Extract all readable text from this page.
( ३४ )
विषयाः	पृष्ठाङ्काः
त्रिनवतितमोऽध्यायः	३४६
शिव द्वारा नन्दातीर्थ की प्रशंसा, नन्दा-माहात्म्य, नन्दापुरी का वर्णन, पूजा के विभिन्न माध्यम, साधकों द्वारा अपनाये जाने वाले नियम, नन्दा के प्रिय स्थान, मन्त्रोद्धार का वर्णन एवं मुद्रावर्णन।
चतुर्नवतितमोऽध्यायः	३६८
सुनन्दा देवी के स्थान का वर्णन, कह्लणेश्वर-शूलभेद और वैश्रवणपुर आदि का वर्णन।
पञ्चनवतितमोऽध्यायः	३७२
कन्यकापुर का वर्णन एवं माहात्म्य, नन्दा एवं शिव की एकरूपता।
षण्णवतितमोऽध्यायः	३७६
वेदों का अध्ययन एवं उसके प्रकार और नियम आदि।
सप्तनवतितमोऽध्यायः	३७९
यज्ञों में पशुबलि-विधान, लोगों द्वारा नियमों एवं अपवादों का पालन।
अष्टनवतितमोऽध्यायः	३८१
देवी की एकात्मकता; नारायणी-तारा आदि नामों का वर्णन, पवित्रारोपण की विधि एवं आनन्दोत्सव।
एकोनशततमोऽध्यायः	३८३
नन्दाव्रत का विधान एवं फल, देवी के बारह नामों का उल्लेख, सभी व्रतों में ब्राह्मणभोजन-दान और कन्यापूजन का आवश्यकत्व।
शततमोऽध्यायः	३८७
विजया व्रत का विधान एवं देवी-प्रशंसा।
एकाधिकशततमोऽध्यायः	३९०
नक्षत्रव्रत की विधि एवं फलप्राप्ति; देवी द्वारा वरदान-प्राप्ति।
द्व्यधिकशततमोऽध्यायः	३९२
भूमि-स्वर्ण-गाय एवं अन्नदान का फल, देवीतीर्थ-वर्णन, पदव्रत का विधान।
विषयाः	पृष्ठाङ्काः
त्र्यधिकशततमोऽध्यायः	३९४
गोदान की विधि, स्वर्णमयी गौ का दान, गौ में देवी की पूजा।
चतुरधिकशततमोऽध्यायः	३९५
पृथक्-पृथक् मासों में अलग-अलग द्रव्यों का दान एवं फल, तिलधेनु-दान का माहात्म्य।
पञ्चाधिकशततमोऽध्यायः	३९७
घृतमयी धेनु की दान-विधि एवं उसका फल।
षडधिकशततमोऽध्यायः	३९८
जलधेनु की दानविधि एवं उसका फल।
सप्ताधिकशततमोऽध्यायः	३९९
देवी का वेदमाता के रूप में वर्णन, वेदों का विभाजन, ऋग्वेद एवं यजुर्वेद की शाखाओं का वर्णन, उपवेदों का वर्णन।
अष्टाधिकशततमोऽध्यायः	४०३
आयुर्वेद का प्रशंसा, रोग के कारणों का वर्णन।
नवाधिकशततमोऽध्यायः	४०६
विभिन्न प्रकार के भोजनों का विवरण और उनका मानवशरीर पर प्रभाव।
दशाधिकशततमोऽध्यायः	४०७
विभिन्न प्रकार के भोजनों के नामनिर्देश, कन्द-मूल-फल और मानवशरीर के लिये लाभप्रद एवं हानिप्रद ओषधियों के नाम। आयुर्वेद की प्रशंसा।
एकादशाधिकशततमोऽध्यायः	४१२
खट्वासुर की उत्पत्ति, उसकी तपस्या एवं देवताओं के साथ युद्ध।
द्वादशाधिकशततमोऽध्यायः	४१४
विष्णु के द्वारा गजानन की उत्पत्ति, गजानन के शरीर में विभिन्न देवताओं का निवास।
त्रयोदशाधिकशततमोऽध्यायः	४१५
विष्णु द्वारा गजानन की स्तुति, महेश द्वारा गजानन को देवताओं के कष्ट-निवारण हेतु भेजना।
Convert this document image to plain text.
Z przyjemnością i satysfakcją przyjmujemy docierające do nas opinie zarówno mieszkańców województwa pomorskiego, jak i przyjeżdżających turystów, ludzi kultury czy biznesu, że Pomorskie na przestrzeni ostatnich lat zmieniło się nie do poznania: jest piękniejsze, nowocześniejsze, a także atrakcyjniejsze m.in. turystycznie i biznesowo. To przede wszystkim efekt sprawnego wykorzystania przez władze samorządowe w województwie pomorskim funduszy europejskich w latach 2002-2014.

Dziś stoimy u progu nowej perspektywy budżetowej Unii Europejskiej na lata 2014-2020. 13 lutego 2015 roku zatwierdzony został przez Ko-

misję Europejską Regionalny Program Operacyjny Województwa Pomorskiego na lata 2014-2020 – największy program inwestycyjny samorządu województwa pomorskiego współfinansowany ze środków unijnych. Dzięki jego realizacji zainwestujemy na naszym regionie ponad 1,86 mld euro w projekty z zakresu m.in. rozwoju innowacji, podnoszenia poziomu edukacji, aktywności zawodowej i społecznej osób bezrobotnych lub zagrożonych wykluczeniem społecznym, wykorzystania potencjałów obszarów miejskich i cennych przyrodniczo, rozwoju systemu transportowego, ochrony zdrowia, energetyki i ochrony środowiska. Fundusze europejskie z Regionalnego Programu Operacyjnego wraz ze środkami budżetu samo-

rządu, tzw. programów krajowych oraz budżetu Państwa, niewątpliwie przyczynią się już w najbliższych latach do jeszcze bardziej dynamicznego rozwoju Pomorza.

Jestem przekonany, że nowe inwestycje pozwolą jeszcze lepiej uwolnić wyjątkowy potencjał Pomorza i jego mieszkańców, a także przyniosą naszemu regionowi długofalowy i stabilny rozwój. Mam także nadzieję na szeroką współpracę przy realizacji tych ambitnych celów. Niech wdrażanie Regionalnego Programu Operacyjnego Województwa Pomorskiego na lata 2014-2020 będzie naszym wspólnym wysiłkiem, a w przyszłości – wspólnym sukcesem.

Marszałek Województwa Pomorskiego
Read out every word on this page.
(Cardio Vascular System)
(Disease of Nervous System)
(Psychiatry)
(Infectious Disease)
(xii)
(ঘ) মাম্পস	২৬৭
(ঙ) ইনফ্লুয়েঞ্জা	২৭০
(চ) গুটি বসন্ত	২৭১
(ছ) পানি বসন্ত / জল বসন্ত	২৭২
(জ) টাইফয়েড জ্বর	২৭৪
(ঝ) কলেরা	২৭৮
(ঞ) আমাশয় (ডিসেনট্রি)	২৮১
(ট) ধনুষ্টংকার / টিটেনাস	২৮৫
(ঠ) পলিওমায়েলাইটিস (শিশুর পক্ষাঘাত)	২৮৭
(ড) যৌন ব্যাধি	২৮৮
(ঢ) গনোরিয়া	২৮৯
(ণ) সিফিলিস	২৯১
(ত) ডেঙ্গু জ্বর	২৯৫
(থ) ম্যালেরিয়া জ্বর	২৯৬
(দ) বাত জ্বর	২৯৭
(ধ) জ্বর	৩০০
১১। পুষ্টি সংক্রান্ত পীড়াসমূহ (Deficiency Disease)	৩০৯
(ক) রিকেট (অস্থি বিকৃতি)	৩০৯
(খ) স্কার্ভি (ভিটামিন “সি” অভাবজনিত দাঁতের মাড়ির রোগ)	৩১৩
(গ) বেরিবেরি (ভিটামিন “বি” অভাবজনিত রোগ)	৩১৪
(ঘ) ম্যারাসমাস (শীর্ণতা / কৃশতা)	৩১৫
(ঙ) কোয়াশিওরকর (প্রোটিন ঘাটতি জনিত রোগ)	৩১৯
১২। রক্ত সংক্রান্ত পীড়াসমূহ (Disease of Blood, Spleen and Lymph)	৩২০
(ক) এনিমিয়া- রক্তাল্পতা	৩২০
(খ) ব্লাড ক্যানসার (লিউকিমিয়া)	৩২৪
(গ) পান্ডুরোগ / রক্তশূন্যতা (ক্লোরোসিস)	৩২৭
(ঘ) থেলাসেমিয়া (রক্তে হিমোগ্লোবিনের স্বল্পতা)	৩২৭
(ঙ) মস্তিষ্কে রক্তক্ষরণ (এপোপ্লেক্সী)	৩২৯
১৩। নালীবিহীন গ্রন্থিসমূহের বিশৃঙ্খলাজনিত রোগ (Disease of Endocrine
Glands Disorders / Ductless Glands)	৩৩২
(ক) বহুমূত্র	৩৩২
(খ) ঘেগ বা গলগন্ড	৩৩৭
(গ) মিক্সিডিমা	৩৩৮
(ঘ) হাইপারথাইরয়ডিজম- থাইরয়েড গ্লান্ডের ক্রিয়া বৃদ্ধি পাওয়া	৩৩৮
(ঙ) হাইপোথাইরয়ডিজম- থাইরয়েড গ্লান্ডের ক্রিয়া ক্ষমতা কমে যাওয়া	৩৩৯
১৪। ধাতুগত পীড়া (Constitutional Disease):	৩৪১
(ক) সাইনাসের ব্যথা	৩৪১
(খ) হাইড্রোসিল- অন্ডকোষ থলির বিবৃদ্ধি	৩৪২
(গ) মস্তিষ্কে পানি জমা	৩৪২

— What to work on —
Begin with the line that contains "Read out every word on this page." and quote each line after it exactly, stopping after the last line of the data.

— Response —
Read out every word on this page.
(Cardio Vascular System)
(Disease of Nervous System)
(Psychiatry)
(Infectious Disease)
(xii)
(ঘ) মাম্পস	২৬৭
(ঙ) ইনফ্লুয়েঞ্জা	২৭০
(চ) গুটি বসন্ত	২৭১
(ছ) পানি বসন্ত / জল বসন্ত	২৭২
(জ) টাইফয়েড জ্বর	২৭৪
(ঝ) কলেরা	২৭৮
(ঞ) আমাশয় (ডিসেনট্রি)	২৮১
(ট) ধনুষ্টংকার / টিটেনাস	২৮৫
(ঠ) পলিওমায়েলাইটিস (শিশুর পক্ষাঘাত)	২৮৭
(ড) যৌন ব্যাধি	২৮৮
(ঢ) গনোরিয়া	২৮৯
(ণ) সিফিলিস	২৯১
(ত) ডেঙ্গু জ্বর	২৯৫
(থ) ম্যালেরিয়া জ্বর	২৯৬
(দ) বাত জ্বর	২৯৭
(ধ) জ্বর	৩০০
১১। পুষ্টি সংক্রান্ত পীড়াসমূহ (Deficiency Disease)	৩০৯
(ক) রিকেট (অস্থি বিকৃতি)	৩০৯
(খ) স্কার্ভি (ভিটামিন “সি” অভাবজনিত দাঁতের মাড়ির রোগ)	৩১৩
(গ) বেরিবেরি (ভিটামিন “বি” অভাবজনিত রোগ)	৩১৪
(ঘ) ম্যারাসমাস (শীর্ণতা / কৃশতা)	৩১৫
(ঙ) কোয়াশিওরকর (প্রোটিন ঘাটতি জনিত রোগ)	৩১৯
১২। রক্ত সংক্রান্ত পীড়াসমূহ (Disease of Blood, Spleen and Lymph)	৩২০
(ক) এনিমিয়া- রক্তাল্পতা	৩২০
(খ) ব্লাড ক্যানসার (লিউকিমিয়া)	৩২৪
(গ) পান্ডুরোগ / রক্তশূন্যতা (ক্লোরোসিস)	৩২৭
(ঘ) থেলাসেমিয়া (রক্তে হিমোগ্লোবিনের স্বল্পতা)	৩২৭
(ঙ) মস্তিষ্কে রক্তক্ষরণ (এপোপ্লেক্সী)	৩২৯
১৩। নালীবিহীন গ্রন্থিসমূহের বিশৃঙ্খলাজনিত রোগ (Disease of Endocrine
Glands Disorders / Ductless Glands)	৩৩২
(ক) বহুমূত্র	৩৩২
(খ) ঘেগ বা গলগন্ড	৩৩৭
(গ) মিক্সিডিমা	৩৩৮
(ঘ) হাইপারথাইরয়ডিজম- থাইরয়েড গ্লান্ডের ক্রিয়া বৃদ্ধি পাওয়া	৩৩৮
(ঙ) হাইপোথাইরয়ডিজম- থাইরয়েড গ্লান্ডের ক্রিয়া ক্ষমতা কমে যাওয়া	৩৩৯
১৪। ধাতুগত পীড়া (Constitutional Disease):	৩৪১
(ক) সাইনাসের ব্যথা	৩৪১
(খ) হাইড্রোসিল- অন্ডকোষ থলির বিবৃদ্ধি	৩৪২
(গ) মস্তিষ্কে পানি জমা	৩৪২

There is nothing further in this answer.